→ TASK BRIEF: Search the listing below for "NOMINEE". Copy each matching line.

→ RECORDS FOR THIS EXERCISE:
^^^^^^^^^^^^^^^^
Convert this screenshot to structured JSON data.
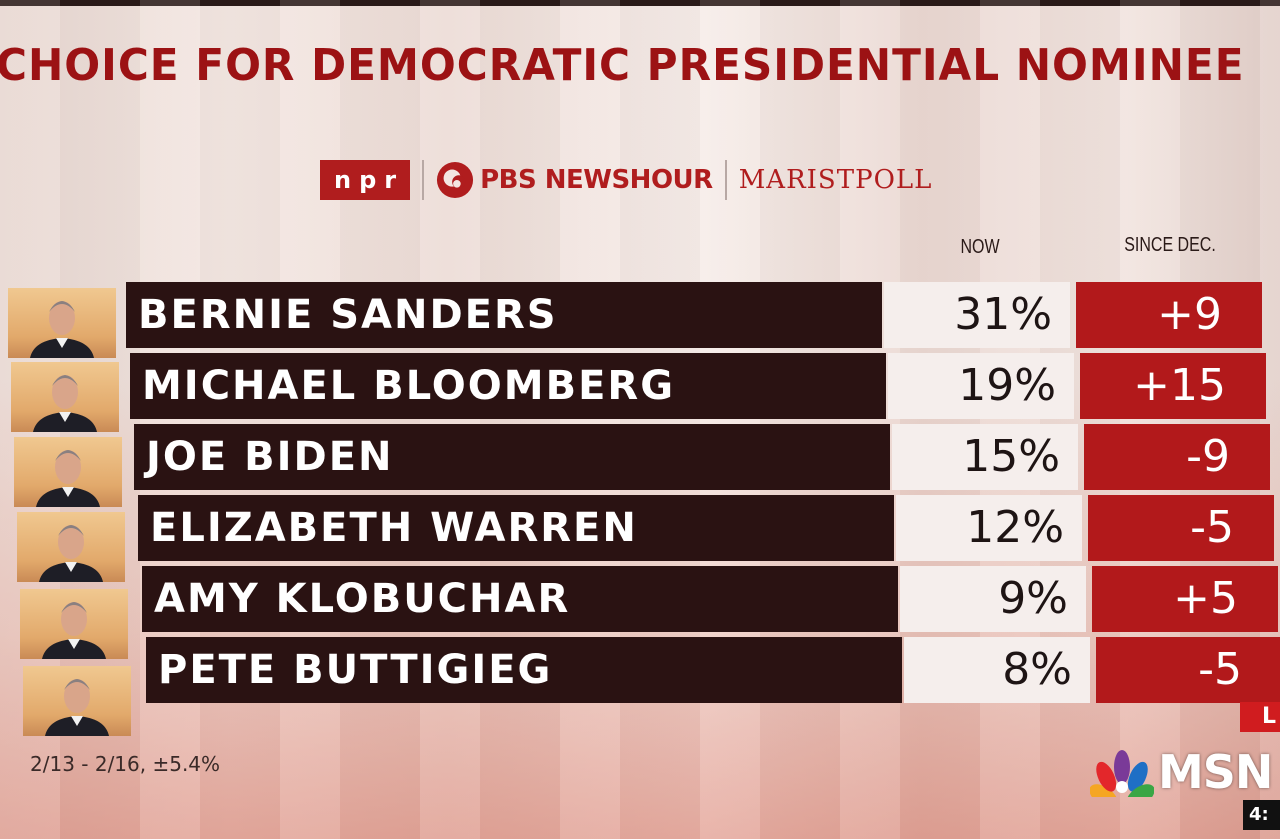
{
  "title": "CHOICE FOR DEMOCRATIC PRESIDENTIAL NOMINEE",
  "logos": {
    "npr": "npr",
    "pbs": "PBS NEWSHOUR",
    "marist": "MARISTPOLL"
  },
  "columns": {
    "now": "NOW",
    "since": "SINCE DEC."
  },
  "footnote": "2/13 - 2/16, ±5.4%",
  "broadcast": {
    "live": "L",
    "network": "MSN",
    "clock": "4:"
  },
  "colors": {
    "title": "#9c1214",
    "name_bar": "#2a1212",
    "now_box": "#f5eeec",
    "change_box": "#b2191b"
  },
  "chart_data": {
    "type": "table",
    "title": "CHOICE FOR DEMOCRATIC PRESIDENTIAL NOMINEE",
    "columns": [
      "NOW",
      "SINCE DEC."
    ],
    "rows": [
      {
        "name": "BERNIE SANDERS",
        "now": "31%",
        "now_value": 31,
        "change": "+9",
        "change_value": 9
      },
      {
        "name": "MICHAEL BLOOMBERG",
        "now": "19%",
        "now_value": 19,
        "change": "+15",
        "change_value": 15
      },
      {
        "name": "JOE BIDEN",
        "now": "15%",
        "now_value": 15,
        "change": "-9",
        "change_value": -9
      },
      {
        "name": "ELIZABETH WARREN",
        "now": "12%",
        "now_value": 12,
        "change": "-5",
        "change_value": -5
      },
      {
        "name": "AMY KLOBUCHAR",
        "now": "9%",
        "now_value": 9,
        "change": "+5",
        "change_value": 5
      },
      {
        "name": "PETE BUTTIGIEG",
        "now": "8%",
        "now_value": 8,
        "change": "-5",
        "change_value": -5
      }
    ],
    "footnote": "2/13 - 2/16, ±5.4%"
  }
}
^^^^^^^^^^^^^^^^
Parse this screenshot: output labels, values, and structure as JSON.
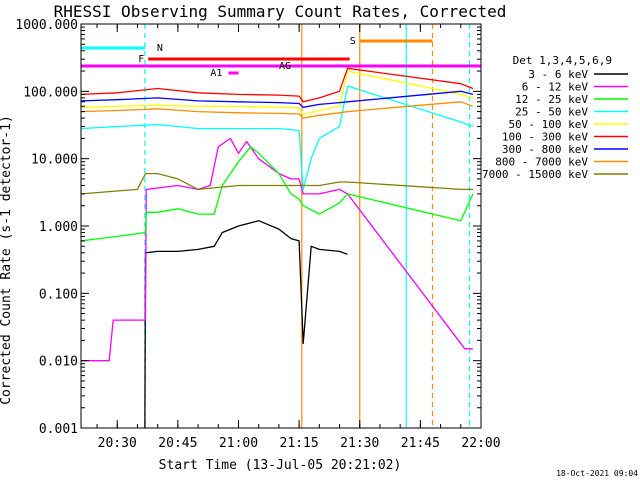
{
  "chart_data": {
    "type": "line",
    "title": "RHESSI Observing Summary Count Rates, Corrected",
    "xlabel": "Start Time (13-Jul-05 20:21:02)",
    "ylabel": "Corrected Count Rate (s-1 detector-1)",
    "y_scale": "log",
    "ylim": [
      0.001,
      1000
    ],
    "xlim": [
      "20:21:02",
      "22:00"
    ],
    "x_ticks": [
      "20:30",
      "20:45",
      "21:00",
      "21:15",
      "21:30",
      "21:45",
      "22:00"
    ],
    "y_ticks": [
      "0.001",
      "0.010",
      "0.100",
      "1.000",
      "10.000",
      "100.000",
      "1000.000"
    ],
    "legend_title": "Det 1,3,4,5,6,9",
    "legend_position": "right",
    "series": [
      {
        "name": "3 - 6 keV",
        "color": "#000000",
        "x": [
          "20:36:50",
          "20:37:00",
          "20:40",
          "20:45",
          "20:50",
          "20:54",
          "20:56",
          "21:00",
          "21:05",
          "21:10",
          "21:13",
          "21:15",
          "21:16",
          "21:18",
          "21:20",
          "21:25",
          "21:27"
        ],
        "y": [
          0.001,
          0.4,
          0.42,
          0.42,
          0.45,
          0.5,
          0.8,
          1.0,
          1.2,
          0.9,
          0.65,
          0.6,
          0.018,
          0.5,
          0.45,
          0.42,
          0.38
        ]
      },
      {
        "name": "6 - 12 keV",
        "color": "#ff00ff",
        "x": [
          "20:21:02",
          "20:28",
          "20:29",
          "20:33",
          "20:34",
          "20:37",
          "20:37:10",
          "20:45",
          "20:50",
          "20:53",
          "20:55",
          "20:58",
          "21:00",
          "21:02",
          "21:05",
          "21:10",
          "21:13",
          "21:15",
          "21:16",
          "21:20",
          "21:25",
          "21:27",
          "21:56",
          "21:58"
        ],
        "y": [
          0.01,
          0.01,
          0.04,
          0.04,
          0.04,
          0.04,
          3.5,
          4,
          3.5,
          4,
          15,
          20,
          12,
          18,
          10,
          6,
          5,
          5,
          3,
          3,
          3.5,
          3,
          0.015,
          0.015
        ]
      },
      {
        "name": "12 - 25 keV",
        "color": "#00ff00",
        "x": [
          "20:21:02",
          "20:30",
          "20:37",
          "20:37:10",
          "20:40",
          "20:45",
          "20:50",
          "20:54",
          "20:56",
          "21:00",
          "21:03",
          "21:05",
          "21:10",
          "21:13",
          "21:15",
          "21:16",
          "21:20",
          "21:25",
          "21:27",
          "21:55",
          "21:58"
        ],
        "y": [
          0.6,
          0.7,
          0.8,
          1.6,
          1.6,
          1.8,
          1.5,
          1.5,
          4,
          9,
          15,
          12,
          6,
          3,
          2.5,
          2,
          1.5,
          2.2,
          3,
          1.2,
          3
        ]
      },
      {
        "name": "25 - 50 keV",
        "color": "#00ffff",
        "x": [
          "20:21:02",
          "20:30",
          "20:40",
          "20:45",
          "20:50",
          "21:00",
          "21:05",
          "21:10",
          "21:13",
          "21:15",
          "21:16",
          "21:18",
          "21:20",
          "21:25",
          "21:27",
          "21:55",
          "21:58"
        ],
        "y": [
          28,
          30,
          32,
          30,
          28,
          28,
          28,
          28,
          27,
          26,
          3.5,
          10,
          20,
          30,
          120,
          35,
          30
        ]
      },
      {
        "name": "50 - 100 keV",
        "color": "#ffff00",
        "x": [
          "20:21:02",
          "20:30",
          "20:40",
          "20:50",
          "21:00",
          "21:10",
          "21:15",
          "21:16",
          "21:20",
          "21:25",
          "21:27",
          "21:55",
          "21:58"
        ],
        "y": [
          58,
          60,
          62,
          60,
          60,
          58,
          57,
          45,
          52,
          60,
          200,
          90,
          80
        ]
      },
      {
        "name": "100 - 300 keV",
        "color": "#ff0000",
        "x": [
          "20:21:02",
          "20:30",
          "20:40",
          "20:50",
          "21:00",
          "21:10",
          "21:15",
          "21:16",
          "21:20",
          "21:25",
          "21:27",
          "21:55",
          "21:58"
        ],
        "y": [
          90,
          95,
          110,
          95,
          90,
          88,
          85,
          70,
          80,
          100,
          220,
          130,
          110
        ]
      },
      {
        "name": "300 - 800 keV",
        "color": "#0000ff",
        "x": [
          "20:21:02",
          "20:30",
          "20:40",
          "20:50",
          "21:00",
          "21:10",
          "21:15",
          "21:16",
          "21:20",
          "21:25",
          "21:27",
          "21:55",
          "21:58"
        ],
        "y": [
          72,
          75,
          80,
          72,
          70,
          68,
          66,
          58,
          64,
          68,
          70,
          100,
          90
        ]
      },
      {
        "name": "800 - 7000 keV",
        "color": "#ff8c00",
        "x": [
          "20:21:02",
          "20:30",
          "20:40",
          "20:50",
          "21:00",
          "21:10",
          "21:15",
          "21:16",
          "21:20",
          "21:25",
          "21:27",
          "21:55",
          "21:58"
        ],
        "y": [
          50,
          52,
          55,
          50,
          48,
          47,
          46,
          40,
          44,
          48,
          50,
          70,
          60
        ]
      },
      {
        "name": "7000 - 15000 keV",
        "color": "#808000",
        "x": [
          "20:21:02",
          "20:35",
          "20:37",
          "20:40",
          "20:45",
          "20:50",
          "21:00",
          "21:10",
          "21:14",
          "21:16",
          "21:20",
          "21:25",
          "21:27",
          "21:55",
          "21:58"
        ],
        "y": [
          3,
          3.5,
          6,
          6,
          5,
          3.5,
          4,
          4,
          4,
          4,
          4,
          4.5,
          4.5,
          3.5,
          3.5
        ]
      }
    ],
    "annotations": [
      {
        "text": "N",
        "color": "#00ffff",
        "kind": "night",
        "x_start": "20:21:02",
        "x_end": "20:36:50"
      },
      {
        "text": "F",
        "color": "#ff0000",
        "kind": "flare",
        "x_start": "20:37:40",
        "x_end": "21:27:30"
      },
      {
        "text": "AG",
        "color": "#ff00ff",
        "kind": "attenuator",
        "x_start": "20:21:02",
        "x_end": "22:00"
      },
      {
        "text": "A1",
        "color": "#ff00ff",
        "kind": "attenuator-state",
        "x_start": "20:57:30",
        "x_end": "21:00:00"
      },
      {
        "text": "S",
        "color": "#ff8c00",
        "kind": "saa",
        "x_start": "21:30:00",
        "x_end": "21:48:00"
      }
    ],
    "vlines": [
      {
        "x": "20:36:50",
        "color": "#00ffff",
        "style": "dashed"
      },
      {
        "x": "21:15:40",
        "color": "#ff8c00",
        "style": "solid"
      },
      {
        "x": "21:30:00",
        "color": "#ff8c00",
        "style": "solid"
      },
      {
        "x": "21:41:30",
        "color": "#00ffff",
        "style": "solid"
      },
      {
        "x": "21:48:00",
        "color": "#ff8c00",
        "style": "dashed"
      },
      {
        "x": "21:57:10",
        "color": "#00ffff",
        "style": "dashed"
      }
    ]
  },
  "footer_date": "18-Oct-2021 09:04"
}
^^^^^^^^^^^^^^^^
→ TASK ANSWER:
  "title": "CHOICE FOR DEMOCRATIC PRESIDENTIAL NOMINEE",
    "title": "CHOICE FOR DEMOCRATIC PRESIDENTIAL NOMINEE",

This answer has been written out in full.